* Goal of the exercise:
Each line of the listing that contains the word "ราคา" is to be copied.

* Data supplied:
------------------------
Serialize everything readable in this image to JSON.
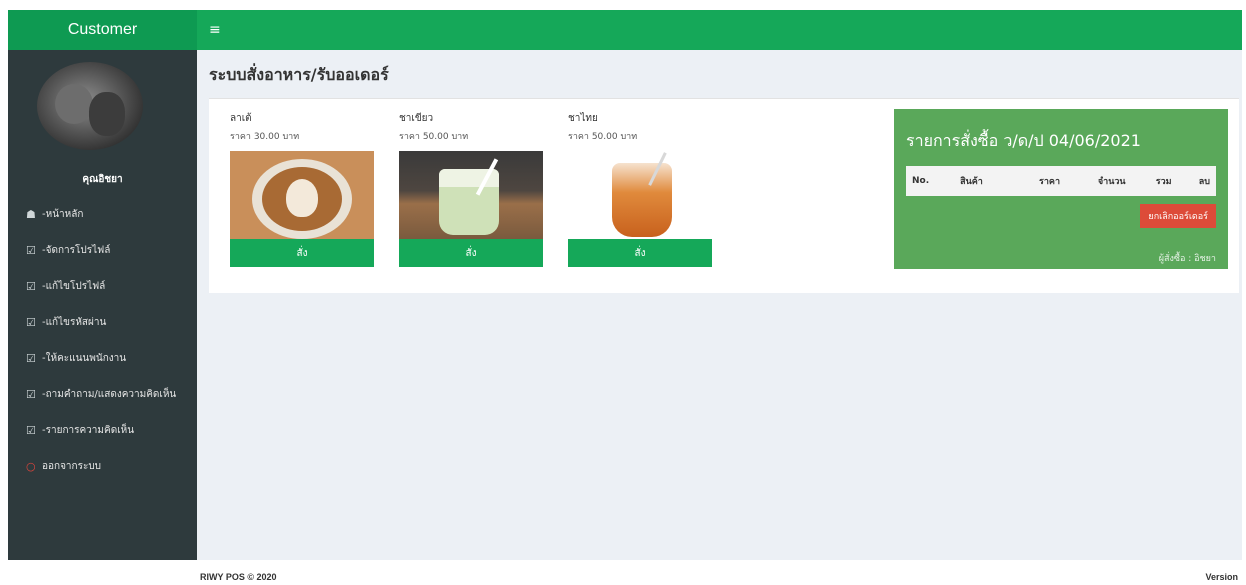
{
  "brand": "Customer",
  "icons": {
    "menu_toggle": "≡",
    "home": "☗",
    "edit": "☑",
    "logout": "○"
  },
  "user": {
    "name": "คุณอิชยา"
  },
  "menu": [
    {
      "label": "-หน้าหลัก",
      "icon": "home"
    },
    {
      "label": "-จัดการโปรไฟล์",
      "icon": "edit"
    },
    {
      "label": "-แก้ไขโปรไฟล์",
      "icon": "edit"
    },
    {
      "label": "-แก้ไขรหัสผ่าน",
      "icon": "edit"
    },
    {
      "label": "-ให้คะแนนพนักงาน",
      "icon": "edit"
    },
    {
      "label": "-ถามคำถาม/แสดงความคิดเห็น",
      "icon": "edit"
    },
    {
      "label": "-รายการความคิดเห็น",
      "icon": "edit"
    },
    {
      "label": "ออกจากระบบ",
      "icon": "logout"
    }
  ],
  "page": {
    "title": "ระบบสั่งอาหาร/รับออเดอร์"
  },
  "products": [
    {
      "name": "ลาเต้",
      "price": "ราคา 30.00 บาท",
      "button": "สั่ง"
    },
    {
      "name": "ชาเขียว",
      "price": "ราคา 50.00 บาท",
      "button": "สั่ง"
    },
    {
      "name": "ชาไทย",
      "price": "ราคา 50.00 บาท",
      "button": "สั่ง"
    }
  ],
  "order": {
    "title": "รายการสั่งซื้อ ว/ด/ป 04/06/2021",
    "columns": [
      "No.",
      "สินค้า",
      "ราคา",
      "จำนวน",
      "รวม",
      "ลบ"
    ],
    "cancel_label": "ยกเลิกออร์เดอร์",
    "buyer": "ผู้สั่งซื้อ : อิชยา"
  },
  "footer": {
    "copyright": "RIWY POS © 2020",
    "version": "Version"
  },
  "colors": {
    "brand": "#0e9a52",
    "topbar": "#15a859",
    "sidebar": "#2e3a3d",
    "order_box": "#5aa85a",
    "cancel": "#dd4b39"
  }
}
------------------------
* Output of the exercise:
      "price": "ราคา 30.00 บาท",
      "price": "ราคา 50.00 บาท",
      "price": "ราคา 50.00 บาท",
      "ราคา",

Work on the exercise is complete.